— BEGIN DATASET EXTRACT —

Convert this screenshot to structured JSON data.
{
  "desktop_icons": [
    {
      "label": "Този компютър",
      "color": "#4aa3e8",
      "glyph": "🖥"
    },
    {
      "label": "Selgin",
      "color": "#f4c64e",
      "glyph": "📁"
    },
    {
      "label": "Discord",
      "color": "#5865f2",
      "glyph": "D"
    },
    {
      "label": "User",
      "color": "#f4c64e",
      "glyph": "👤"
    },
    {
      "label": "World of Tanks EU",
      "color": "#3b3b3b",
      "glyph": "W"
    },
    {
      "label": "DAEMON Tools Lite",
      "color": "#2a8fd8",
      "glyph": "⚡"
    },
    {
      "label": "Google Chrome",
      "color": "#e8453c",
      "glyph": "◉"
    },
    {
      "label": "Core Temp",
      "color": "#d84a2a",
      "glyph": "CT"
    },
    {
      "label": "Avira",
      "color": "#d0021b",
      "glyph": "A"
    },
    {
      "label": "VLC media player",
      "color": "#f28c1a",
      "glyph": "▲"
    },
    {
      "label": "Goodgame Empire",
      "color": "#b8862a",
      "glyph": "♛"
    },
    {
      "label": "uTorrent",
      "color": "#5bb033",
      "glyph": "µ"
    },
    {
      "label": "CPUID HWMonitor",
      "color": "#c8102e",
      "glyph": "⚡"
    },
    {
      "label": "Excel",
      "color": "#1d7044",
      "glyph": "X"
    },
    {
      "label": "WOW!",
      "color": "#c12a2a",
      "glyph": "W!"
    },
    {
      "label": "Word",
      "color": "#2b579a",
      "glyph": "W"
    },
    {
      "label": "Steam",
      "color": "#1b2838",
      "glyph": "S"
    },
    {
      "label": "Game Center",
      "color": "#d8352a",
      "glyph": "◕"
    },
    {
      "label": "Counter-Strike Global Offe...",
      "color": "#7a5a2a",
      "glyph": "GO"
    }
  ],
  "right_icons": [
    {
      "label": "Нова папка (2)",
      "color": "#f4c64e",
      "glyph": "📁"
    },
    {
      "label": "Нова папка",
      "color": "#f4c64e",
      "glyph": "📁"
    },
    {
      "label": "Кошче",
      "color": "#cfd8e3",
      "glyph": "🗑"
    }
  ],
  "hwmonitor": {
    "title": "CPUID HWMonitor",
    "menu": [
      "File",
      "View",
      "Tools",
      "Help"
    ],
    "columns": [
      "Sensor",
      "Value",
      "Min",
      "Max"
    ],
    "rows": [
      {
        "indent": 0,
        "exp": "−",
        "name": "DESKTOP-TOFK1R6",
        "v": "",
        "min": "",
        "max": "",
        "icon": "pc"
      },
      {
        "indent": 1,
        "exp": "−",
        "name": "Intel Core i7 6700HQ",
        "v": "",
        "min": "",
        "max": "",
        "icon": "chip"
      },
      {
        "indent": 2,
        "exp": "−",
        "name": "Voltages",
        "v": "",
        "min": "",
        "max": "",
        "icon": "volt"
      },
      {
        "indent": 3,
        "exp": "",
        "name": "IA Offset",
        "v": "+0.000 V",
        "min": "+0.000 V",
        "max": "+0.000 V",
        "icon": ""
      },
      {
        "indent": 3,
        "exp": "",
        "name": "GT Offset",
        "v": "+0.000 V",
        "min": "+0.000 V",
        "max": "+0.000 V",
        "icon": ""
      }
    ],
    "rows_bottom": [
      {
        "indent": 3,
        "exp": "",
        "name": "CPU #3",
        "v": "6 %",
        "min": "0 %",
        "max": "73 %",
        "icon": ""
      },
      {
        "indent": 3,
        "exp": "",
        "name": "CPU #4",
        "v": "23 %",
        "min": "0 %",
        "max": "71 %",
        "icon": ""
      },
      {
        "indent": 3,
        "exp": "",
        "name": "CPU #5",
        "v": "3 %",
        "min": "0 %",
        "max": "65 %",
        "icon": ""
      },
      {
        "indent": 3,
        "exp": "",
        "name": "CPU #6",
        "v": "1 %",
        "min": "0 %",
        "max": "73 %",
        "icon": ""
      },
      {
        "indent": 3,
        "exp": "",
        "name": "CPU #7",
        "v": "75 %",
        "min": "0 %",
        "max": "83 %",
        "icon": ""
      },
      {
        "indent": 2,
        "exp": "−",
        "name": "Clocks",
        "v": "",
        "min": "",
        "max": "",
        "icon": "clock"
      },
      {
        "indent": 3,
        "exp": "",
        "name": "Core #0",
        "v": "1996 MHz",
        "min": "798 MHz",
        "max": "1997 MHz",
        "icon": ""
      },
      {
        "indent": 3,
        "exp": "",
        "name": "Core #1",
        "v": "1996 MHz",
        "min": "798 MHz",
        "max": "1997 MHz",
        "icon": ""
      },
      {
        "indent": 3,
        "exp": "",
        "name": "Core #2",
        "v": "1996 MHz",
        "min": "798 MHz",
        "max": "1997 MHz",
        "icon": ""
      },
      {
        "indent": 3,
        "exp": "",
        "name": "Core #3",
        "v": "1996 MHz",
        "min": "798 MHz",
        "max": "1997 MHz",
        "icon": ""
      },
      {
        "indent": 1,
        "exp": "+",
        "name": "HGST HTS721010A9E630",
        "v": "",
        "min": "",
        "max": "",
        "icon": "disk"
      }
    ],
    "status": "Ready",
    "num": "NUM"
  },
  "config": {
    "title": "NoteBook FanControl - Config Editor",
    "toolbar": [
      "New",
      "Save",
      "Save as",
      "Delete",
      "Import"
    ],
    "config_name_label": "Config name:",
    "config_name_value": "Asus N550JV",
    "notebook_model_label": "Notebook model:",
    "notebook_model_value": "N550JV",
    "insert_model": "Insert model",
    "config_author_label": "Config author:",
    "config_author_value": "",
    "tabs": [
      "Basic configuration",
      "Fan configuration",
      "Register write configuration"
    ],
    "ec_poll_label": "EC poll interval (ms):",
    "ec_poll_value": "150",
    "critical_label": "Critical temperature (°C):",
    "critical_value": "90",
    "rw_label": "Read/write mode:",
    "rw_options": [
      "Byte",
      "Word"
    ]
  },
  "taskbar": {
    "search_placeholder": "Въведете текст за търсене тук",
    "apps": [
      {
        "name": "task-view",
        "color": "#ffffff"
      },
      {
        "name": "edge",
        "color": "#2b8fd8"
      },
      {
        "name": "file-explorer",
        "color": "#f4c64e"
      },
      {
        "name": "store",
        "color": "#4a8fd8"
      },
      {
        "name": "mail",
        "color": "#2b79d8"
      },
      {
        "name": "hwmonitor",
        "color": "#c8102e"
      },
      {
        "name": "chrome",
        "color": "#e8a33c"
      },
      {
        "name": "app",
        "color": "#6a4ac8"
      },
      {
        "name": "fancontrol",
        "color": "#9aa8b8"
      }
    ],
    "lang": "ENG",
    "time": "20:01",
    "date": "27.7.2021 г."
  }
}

— END DATASET EXTRACT —

▶ **YOUR GOAL**
Look through the listing above and count the lines where the string "write" appears. Report the number only.

▶ **RESPONSE TO THIS TASK**
2